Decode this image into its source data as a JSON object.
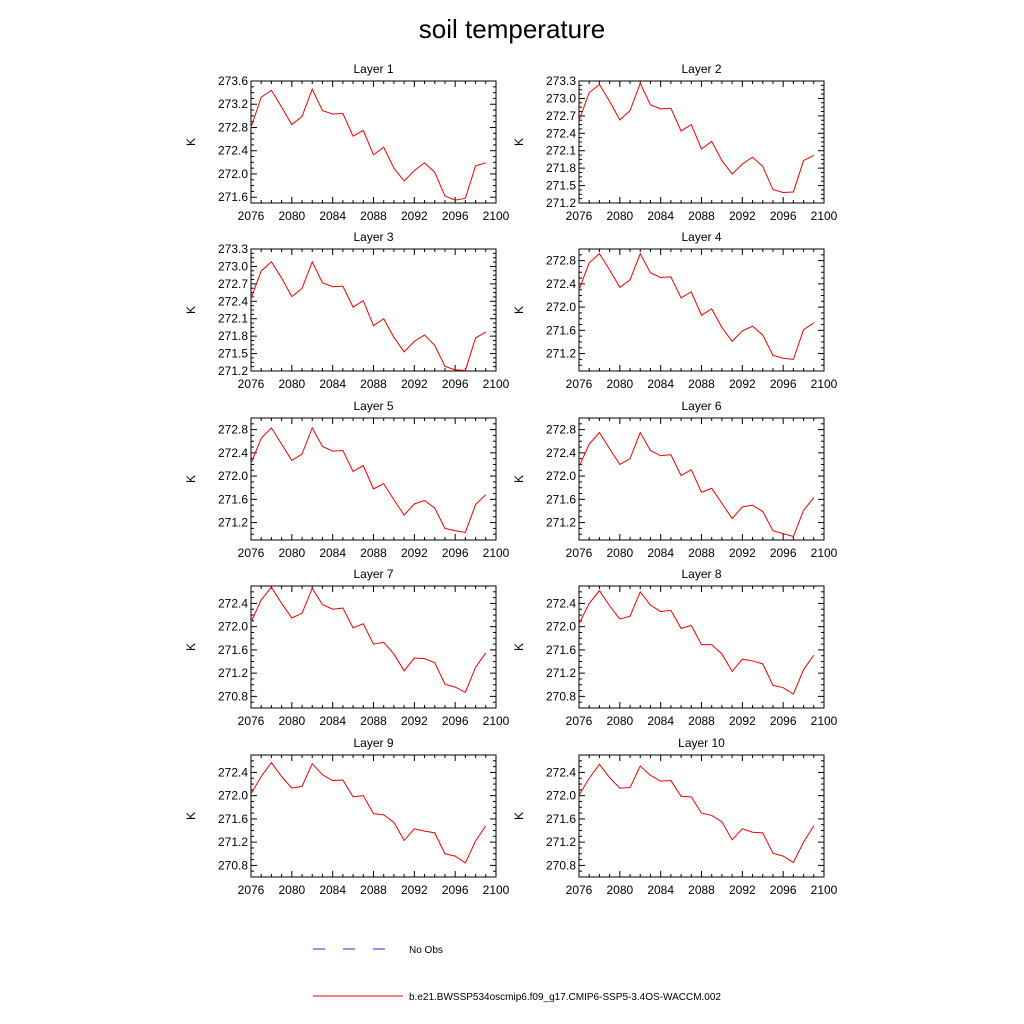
{
  "title": "soil temperature",
  "legend": {
    "obs_label": "No Obs",
    "obs_color": "#2233cc",
    "model_label": "b.e21.BWSSP534oscmip6.f09_g17.CMIP6-SSP5-3.4OS-WACCM.002",
    "model_color": "#ee0000"
  },
  "chart_data": [
    {
      "type": "line",
      "title": "Layer 1",
      "ylabel": "K",
      "xlim": [
        2076,
        2100
      ],
      "ylim": [
        271.5,
        273.6
      ],
      "xticks": [
        2076,
        2080,
        2084,
        2088,
        2092,
        2096,
        2100
      ],
      "yticks": [
        271.6,
        272.0,
        272.4,
        272.8,
        273.2,
        273.6
      ],
      "ytick_labels": [
        "271.6",
        "272.0",
        "272.4",
        "272.8",
        "273.2",
        "273.6"
      ],
      "x": [
        2076,
        2077,
        2078,
        2079,
        2080,
        2081,
        2082,
        2083,
        2084,
        2085,
        2086,
        2087,
        2088,
        2089,
        2090,
        2091,
        2092,
        2093,
        2094,
        2095,
        2096,
        2097,
        2098,
        2099
      ],
      "series": [
        {
          "values": [
            272.8,
            273.32,
            273.44,
            273.15,
            272.85,
            272.99,
            273.46,
            273.09,
            273.03,
            273.04,
            272.65,
            272.75,
            272.33,
            272.46,
            272.1,
            271.88,
            272.06,
            272.19,
            272.03,
            271.62,
            271.55,
            271.58,
            272.14,
            272.19
          ]
        }
      ]
    },
    {
      "type": "line",
      "title": "Layer 2",
      "ylabel": "K",
      "xlim": [
        2076,
        2100
      ],
      "ylim": [
        271.2,
        273.3
      ],
      "xticks": [
        2076,
        2080,
        2084,
        2088,
        2092,
        2096,
        2100
      ],
      "yticks": [
        271.2,
        271.5,
        271.8,
        272.1,
        272.4,
        272.7,
        273.0,
        273.3
      ],
      "ytick_labels": [
        "271.2",
        "271.5",
        "271.8",
        "272.1",
        "272.4",
        "272.7",
        "273.0",
        "273.3"
      ],
      "x": [
        2076,
        2077,
        2078,
        2079,
        2080,
        2081,
        2082,
        2083,
        2084,
        2085,
        2086,
        2087,
        2088,
        2089,
        2090,
        2091,
        2092,
        2093,
        2094,
        2095,
        2096,
        2097,
        2098,
        2099
      ],
      "series": [
        {
          "values": [
            272.62,
            273.1,
            273.24,
            272.95,
            272.63,
            272.79,
            273.26,
            272.89,
            272.82,
            272.83,
            272.44,
            272.55,
            272.13,
            272.26,
            271.93,
            271.7,
            271.87,
            271.99,
            271.83,
            271.43,
            271.38,
            271.39,
            271.93,
            272.02
          ]
        }
      ]
    },
    {
      "type": "line",
      "title": "Layer 3",
      "ylabel": "K",
      "xlim": [
        2076,
        2100
      ],
      "ylim": [
        271.2,
        273.3
      ],
      "xticks": [
        2076,
        2080,
        2084,
        2088,
        2092,
        2096,
        2100
      ],
      "yticks": [
        271.2,
        271.5,
        271.8,
        272.1,
        272.4,
        272.7,
        273.0,
        273.3
      ],
      "ytick_labels": [
        "271.2",
        "271.5",
        "271.8",
        "272.1",
        "272.4",
        "272.7",
        "273.0",
        "273.3"
      ],
      "x": [
        2076,
        2077,
        2078,
        2079,
        2080,
        2081,
        2082,
        2083,
        2084,
        2085,
        2086,
        2087,
        2088,
        2089,
        2090,
        2091,
        2092,
        2093,
        2094,
        2095,
        2096,
        2097,
        2098,
        2099
      ],
      "series": [
        {
          "values": [
            272.45,
            272.92,
            273.08,
            272.8,
            272.48,
            272.62,
            273.08,
            272.72,
            272.65,
            272.66,
            272.3,
            272.41,
            271.98,
            272.1,
            271.78,
            271.53,
            271.71,
            271.82,
            271.64,
            271.28,
            271.22,
            271.21,
            271.77,
            271.87
          ]
        }
      ]
    },
    {
      "type": "line",
      "title": "Layer 4",
      "ylabel": "K",
      "xlim": [
        2076,
        2100
      ],
      "ylim": [
        270.9,
        273.0
      ],
      "xticks": [
        2076,
        2080,
        2084,
        2088,
        2092,
        2096,
        2100
      ],
      "yticks": [
        271.2,
        271.6,
        272.0,
        272.4,
        272.8
      ],
      "ytick_labels": [
        "271.2",
        "271.6",
        "272.0",
        "272.4",
        "272.8"
      ],
      "x": [
        2076,
        2077,
        2078,
        2079,
        2080,
        2081,
        2082,
        2083,
        2084,
        2085,
        2086,
        2087,
        2088,
        2089,
        2090,
        2091,
        2092,
        2093,
        2094,
        2095,
        2096,
        2097,
        2098,
        2099
      ],
      "series": [
        {
          "values": [
            272.3,
            272.76,
            272.92,
            272.64,
            272.34,
            272.47,
            272.92,
            272.59,
            272.51,
            272.52,
            272.16,
            272.26,
            271.86,
            271.97,
            271.65,
            271.41,
            271.59,
            271.67,
            271.52,
            271.17,
            271.12,
            271.1,
            271.61,
            271.73
          ]
        }
      ]
    },
    {
      "type": "line",
      "title": "Layer 5",
      "ylabel": "K",
      "xlim": [
        2076,
        2100
      ],
      "ylim": [
        270.9,
        273.0
      ],
      "xticks": [
        2076,
        2080,
        2084,
        2088,
        2092,
        2096,
        2100
      ],
      "yticks": [
        271.2,
        271.6,
        272.0,
        272.4,
        272.8
      ],
      "ytick_labels": [
        "271.2",
        "271.6",
        "272.0",
        "272.4",
        "272.8"
      ],
      "x": [
        2076,
        2077,
        2078,
        2079,
        2080,
        2081,
        2082,
        2083,
        2084,
        2085,
        2086,
        2087,
        2088,
        2089,
        2090,
        2091,
        2092,
        2093,
        2094,
        2095,
        2096,
        2097,
        2098,
        2099
      ],
      "series": [
        {
          "values": [
            272.22,
            272.65,
            272.83,
            272.55,
            272.27,
            272.38,
            272.83,
            272.51,
            272.43,
            272.44,
            272.08,
            272.18,
            271.78,
            271.87,
            271.59,
            271.33,
            271.52,
            271.58,
            271.45,
            271.1,
            271.06,
            271.03,
            271.51,
            271.68
          ]
        }
      ]
    },
    {
      "type": "line",
      "title": "Layer 6",
      "ylabel": "K",
      "xlim": [
        2076,
        2100
      ],
      "ylim": [
        270.9,
        273.0
      ],
      "xticks": [
        2076,
        2080,
        2084,
        2088,
        2092,
        2096,
        2100
      ],
      "yticks": [
        271.2,
        271.6,
        272.0,
        272.4,
        272.8
      ],
      "ytick_labels": [
        "271.2",
        "271.6",
        "272.0",
        "272.4",
        "272.8"
      ],
      "x": [
        2076,
        2077,
        2078,
        2079,
        2080,
        2081,
        2082,
        2083,
        2084,
        2085,
        2086,
        2087,
        2088,
        2089,
        2090,
        2091,
        2092,
        2093,
        2094,
        2095,
        2096,
        2097,
        2098,
        2099
      ],
      "series": [
        {
          "values": [
            272.16,
            272.55,
            272.75,
            272.47,
            272.2,
            272.3,
            272.75,
            272.44,
            272.35,
            272.37,
            272.01,
            272.11,
            271.72,
            271.79,
            271.53,
            271.27,
            271.47,
            271.5,
            271.39,
            271.06,
            271.01,
            270.96,
            271.41,
            271.63
          ]
        }
      ]
    },
    {
      "type": "line",
      "title": "Layer 7",
      "ylabel": "K",
      "xlim": [
        2076,
        2100
      ],
      "ylim": [
        270.6,
        272.7
      ],
      "xticks": [
        2076,
        2080,
        2084,
        2088,
        2092,
        2096,
        2100
      ],
      "yticks": [
        270.8,
        271.2,
        271.6,
        272.0,
        272.4
      ],
      "ytick_labels": [
        "270.8",
        "271.2",
        "271.6",
        "272.0",
        "272.4"
      ],
      "x": [
        2076,
        2077,
        2078,
        2079,
        2080,
        2081,
        2082,
        2083,
        2084,
        2085,
        2086,
        2087,
        2088,
        2089,
        2090,
        2091,
        2092,
        2093,
        2094,
        2095,
        2096,
        2097,
        2098,
        2099
      ],
      "series": [
        {
          "values": [
            272.08,
            272.46,
            272.68,
            272.4,
            272.15,
            272.23,
            272.66,
            272.38,
            272.3,
            272.32,
            271.98,
            272.05,
            271.7,
            271.73,
            271.53,
            271.24,
            271.46,
            271.45,
            271.38,
            271.01,
            270.96,
            270.87,
            271.3,
            271.55
          ]
        }
      ]
    },
    {
      "type": "line",
      "title": "Layer 8",
      "ylabel": "K",
      "xlim": [
        2076,
        2100
      ],
      "ylim": [
        270.6,
        272.7
      ],
      "xticks": [
        2076,
        2080,
        2084,
        2088,
        2092,
        2096,
        2100
      ],
      "yticks": [
        270.8,
        271.2,
        271.6,
        272.0,
        272.4
      ],
      "ytick_labels": [
        "270.8",
        "271.2",
        "271.6",
        "272.0",
        "272.4"
      ],
      "x": [
        2076,
        2077,
        2078,
        2079,
        2080,
        2081,
        2082,
        2083,
        2084,
        2085,
        2086,
        2087,
        2088,
        2089,
        2090,
        2091,
        2092,
        2093,
        2094,
        2095,
        2096,
        2097,
        2098,
        2099
      ],
      "series": [
        {
          "values": [
            272.05,
            272.4,
            272.62,
            272.36,
            272.13,
            272.18,
            272.6,
            272.37,
            272.26,
            272.28,
            271.97,
            272.02,
            271.69,
            271.69,
            271.53,
            271.23,
            271.44,
            271.41,
            271.36,
            270.99,
            270.95,
            270.84,
            271.26,
            271.51
          ]
        }
      ]
    },
    {
      "type": "line",
      "title": "Layer 9",
      "ylabel": "K",
      "xlim": [
        2076,
        2100
      ],
      "ylim": [
        270.6,
        272.7
      ],
      "xticks": [
        2076,
        2080,
        2084,
        2088,
        2092,
        2096,
        2100
      ],
      "yticks": [
        270.8,
        271.2,
        271.6,
        272.0,
        272.4
      ],
      "ytick_labels": [
        "270.8",
        "271.2",
        "271.6",
        "272.0",
        "272.4"
      ],
      "x": [
        2076,
        2077,
        2078,
        2079,
        2080,
        2081,
        2082,
        2083,
        2084,
        2085,
        2086,
        2087,
        2088,
        2089,
        2090,
        2091,
        2092,
        2093,
        2094,
        2095,
        2096,
        2097,
        2098,
        2099
      ],
      "series": [
        {
          "values": [
            272.03,
            272.33,
            272.57,
            272.33,
            272.13,
            272.16,
            272.55,
            272.36,
            272.26,
            272.27,
            271.98,
            272.0,
            271.69,
            271.67,
            271.54,
            271.23,
            271.43,
            271.39,
            271.36,
            271.0,
            270.96,
            270.84,
            271.22,
            271.48
          ]
        }
      ]
    },
    {
      "type": "line",
      "title": "Layer 10",
      "ylabel": "K",
      "xlim": [
        2076,
        2100
      ],
      "ylim": [
        270.6,
        272.7
      ],
      "xticks": [
        2076,
        2080,
        2084,
        2088,
        2092,
        2096,
        2100
      ],
      "yticks": [
        270.8,
        271.2,
        271.6,
        272.0,
        272.4
      ],
      "ytick_labels": [
        "270.8",
        "271.2",
        "271.6",
        "272.0",
        "272.4"
      ],
      "x": [
        2076,
        2077,
        2078,
        2079,
        2080,
        2081,
        2082,
        2083,
        2084,
        2085,
        2086,
        2087,
        2088,
        2089,
        2090,
        2091,
        2092,
        2093,
        2094,
        2095,
        2096,
        2097,
        2098,
        2099
      ],
      "series": [
        {
          "values": [
            272.01,
            272.3,
            272.54,
            272.31,
            272.13,
            272.14,
            272.51,
            272.35,
            272.25,
            272.26,
            271.99,
            271.98,
            271.7,
            271.66,
            271.55,
            271.24,
            271.43,
            271.37,
            271.36,
            271.01,
            270.96,
            270.85,
            271.2,
            271.48
          ]
        }
      ]
    }
  ]
}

**Job**
Of the lines above, how many contain the string "title"? Only the number is required.

**Answer for this exercise**
11